• GIVEN INSTRUCTION: The answer is a single number: how many lines hold the string "left".

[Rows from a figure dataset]
+===+
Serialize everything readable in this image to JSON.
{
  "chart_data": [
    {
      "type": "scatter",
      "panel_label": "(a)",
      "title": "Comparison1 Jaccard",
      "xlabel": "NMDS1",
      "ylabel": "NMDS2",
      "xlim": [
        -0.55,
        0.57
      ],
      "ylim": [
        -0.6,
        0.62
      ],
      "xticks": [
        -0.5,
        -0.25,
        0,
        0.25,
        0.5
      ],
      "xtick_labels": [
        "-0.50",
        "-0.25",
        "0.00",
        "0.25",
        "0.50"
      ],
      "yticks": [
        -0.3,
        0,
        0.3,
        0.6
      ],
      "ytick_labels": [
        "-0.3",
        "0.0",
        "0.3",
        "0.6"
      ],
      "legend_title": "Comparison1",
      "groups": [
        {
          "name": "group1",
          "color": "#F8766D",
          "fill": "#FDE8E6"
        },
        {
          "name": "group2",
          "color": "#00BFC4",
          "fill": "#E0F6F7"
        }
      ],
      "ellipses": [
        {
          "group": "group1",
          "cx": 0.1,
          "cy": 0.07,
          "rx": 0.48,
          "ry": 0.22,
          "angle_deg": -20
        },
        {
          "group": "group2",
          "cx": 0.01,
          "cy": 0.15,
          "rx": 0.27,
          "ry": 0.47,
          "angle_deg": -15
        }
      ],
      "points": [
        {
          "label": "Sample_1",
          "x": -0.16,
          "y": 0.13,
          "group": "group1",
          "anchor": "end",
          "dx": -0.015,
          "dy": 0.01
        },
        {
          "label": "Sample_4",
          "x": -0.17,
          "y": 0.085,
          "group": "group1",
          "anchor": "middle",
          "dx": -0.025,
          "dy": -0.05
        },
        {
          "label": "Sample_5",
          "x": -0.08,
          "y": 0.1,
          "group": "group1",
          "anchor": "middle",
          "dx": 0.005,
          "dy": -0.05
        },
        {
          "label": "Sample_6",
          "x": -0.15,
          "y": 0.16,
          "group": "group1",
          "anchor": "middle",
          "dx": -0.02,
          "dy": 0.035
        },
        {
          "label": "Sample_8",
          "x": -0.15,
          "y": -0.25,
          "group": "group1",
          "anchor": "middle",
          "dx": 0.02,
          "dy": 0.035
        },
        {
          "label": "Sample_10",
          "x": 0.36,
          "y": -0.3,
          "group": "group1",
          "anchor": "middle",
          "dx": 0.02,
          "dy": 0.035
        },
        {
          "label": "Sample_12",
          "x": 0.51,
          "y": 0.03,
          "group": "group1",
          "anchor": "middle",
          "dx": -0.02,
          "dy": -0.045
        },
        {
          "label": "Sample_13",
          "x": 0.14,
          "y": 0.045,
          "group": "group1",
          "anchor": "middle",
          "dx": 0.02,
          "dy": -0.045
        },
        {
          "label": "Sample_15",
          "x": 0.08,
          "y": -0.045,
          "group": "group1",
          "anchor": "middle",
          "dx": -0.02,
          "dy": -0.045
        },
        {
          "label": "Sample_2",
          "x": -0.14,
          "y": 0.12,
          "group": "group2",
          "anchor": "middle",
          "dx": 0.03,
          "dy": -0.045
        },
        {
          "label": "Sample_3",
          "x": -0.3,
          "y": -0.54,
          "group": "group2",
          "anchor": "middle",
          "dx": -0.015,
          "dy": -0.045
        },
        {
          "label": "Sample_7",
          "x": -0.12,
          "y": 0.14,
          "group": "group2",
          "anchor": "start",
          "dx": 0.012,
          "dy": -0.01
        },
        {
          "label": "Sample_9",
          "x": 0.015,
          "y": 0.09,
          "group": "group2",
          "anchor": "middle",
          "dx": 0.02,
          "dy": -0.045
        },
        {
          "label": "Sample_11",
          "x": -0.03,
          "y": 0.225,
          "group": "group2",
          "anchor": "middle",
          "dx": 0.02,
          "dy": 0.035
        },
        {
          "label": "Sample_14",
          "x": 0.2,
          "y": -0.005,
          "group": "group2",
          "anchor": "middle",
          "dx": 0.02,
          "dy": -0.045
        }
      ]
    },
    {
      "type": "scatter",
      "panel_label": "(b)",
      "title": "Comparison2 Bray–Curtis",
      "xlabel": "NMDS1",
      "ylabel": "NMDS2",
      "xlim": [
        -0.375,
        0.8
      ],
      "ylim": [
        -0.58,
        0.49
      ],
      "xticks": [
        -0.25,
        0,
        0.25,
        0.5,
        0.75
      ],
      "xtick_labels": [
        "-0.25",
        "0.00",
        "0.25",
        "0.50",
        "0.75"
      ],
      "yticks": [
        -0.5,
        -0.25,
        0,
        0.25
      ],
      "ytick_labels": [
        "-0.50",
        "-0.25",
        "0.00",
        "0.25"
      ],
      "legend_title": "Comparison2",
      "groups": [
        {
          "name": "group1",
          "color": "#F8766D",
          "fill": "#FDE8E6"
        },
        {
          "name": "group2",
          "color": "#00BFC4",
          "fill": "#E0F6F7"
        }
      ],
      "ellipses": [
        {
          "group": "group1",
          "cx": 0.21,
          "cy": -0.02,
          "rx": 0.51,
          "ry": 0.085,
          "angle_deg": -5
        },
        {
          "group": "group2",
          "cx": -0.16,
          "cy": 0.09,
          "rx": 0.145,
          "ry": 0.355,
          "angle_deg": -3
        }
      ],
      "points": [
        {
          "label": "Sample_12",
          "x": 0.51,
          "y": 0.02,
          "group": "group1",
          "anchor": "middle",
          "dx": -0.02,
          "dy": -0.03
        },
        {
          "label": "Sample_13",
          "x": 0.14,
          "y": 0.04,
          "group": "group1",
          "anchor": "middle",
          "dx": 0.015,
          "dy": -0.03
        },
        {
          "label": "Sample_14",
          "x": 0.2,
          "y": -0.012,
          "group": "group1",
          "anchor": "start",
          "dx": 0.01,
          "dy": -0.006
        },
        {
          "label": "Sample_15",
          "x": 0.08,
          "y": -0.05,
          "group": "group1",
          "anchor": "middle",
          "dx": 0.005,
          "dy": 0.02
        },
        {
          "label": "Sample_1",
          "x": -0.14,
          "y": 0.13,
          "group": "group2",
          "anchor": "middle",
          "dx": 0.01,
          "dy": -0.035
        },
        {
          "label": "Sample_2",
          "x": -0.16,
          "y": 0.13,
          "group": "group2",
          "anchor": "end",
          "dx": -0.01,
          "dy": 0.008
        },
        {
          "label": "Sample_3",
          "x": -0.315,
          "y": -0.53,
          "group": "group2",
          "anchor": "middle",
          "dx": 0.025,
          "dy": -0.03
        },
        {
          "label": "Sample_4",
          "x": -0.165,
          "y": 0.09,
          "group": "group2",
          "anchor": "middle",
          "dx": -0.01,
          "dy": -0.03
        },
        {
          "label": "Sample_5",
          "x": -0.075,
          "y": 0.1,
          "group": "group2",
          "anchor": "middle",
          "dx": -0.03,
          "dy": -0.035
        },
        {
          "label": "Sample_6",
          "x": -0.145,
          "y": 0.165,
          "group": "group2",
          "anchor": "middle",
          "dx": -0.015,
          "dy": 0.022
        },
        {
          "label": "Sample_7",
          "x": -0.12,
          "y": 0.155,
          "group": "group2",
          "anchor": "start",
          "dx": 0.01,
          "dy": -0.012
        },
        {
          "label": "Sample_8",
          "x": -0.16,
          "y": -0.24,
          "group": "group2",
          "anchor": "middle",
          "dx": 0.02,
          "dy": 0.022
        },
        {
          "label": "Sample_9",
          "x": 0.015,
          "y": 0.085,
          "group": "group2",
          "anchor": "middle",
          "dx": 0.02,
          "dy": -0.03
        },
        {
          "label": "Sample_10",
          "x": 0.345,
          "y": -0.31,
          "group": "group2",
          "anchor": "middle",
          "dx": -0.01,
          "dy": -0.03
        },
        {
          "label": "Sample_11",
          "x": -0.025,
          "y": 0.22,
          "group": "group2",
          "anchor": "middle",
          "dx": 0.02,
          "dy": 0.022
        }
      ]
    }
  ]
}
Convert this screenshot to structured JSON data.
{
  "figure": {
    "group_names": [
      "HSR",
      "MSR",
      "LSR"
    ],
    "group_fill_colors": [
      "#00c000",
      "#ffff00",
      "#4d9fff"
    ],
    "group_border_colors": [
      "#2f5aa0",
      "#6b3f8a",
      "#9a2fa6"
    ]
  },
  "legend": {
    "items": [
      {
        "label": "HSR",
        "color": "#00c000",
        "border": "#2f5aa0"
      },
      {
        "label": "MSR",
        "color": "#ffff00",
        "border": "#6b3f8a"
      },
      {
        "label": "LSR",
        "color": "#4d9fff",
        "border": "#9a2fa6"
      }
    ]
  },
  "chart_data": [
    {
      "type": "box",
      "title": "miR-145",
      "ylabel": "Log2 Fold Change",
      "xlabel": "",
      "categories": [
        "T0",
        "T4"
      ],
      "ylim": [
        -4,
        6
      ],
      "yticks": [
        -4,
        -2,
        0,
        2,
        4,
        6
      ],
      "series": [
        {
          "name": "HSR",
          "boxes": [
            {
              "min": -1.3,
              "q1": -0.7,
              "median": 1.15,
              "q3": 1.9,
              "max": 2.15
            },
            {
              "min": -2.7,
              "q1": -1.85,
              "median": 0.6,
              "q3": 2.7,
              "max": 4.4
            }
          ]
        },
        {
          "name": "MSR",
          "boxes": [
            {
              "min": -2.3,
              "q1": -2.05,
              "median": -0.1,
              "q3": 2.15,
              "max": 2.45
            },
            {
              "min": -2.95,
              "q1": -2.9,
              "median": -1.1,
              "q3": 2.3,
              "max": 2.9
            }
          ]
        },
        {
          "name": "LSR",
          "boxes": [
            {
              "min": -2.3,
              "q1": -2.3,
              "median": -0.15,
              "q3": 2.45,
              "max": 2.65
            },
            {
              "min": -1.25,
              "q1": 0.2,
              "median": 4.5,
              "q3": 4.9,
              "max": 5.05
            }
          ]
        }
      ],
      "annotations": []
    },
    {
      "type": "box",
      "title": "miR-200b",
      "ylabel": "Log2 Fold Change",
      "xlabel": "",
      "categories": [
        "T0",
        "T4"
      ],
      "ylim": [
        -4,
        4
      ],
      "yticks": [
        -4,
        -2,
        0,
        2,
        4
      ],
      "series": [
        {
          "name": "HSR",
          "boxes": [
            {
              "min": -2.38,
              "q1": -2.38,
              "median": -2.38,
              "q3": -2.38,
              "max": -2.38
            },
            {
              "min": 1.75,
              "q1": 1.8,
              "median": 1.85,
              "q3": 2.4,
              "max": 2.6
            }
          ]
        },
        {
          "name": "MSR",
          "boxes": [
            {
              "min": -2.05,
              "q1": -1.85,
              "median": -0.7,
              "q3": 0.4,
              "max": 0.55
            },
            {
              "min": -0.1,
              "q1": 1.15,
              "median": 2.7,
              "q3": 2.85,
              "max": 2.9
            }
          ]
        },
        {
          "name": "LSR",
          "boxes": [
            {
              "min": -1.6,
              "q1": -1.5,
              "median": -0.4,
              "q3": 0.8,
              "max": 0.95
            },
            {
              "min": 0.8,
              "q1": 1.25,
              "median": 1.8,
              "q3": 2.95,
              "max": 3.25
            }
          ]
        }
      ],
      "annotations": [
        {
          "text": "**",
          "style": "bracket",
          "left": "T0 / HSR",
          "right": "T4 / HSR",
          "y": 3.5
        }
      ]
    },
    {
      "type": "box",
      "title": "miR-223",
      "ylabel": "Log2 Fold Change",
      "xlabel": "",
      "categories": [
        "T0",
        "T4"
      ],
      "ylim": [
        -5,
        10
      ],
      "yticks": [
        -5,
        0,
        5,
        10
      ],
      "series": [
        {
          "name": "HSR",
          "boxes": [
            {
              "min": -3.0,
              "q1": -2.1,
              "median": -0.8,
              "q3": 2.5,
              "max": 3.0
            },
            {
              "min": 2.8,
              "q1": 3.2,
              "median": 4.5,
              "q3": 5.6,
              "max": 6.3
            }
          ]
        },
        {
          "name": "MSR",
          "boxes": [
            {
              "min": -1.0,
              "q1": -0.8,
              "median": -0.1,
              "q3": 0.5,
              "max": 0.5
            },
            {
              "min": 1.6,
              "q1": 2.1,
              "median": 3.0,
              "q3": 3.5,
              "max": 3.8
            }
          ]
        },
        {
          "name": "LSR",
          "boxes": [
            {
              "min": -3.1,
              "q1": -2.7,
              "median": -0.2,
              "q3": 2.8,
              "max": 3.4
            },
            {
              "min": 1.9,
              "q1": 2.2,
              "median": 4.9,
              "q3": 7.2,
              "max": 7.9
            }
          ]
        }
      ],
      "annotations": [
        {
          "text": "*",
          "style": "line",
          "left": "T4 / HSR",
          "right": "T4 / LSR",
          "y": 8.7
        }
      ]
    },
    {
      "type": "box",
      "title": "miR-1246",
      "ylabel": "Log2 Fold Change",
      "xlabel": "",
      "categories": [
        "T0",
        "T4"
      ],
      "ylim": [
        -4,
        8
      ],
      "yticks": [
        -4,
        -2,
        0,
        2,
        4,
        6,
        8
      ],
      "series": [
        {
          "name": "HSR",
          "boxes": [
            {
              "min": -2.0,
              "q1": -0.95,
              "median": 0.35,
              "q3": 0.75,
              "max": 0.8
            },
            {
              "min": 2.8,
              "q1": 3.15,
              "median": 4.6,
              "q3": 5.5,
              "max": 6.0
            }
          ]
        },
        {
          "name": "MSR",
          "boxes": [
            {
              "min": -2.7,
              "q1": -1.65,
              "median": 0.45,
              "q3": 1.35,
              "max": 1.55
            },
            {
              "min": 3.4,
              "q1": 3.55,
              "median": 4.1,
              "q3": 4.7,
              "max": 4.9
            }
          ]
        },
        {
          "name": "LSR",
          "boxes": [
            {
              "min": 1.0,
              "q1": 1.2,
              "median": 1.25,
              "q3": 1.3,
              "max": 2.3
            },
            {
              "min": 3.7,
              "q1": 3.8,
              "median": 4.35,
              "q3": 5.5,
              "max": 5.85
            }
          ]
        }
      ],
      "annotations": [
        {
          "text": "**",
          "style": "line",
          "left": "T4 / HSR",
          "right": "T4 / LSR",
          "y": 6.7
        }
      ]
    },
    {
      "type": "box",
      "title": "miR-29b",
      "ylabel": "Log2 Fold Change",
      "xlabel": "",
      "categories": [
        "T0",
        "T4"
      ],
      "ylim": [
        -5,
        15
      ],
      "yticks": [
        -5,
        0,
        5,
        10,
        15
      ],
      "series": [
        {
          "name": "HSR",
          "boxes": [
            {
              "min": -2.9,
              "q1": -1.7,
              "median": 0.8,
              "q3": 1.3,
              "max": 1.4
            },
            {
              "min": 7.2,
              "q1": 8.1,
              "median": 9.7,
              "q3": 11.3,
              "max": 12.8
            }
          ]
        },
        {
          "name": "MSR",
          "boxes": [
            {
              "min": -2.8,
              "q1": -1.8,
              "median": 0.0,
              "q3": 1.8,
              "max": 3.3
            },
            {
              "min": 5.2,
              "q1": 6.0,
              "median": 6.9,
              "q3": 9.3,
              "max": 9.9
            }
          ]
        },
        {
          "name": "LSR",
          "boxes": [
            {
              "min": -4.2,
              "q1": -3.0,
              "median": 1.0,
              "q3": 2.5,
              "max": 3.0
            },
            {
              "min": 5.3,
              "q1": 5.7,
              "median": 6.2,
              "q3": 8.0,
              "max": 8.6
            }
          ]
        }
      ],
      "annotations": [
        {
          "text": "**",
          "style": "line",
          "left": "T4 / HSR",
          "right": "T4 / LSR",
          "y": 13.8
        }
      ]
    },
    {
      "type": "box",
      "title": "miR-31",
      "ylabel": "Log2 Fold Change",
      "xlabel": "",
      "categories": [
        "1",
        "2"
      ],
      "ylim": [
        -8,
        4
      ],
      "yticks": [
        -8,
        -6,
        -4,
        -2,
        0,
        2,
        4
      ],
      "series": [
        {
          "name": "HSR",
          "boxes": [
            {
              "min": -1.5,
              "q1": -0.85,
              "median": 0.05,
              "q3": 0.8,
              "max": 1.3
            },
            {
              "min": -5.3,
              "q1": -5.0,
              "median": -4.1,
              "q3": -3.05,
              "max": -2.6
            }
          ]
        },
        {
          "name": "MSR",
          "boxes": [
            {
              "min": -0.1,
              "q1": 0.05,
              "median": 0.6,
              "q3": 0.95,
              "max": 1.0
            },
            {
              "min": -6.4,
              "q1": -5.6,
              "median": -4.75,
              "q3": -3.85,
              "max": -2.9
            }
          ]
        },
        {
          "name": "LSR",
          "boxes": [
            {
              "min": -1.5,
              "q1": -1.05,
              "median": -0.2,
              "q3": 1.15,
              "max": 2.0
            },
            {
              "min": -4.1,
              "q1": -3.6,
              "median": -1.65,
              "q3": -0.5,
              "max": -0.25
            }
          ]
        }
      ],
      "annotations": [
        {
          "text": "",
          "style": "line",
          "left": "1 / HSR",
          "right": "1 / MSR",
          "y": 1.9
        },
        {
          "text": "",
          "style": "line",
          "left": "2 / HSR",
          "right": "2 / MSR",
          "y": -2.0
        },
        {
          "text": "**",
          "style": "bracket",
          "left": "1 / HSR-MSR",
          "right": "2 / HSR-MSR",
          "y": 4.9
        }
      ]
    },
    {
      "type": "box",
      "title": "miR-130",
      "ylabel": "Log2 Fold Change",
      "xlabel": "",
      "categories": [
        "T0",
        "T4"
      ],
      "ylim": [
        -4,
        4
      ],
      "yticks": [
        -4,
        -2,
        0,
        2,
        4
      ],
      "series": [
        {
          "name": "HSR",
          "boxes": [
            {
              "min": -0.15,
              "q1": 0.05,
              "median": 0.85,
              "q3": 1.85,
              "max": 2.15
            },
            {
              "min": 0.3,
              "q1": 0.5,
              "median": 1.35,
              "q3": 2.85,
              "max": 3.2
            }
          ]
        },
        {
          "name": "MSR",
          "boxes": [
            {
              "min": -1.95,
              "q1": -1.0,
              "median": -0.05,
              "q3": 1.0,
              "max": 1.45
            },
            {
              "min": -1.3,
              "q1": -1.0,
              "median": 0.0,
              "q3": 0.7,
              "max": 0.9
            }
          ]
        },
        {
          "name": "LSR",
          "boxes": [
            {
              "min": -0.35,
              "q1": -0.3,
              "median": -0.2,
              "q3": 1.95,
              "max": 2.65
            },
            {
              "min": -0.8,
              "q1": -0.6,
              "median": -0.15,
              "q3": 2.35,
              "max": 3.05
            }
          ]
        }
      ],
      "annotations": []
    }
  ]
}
+===+
• ANSWER FOR THE TASK: 7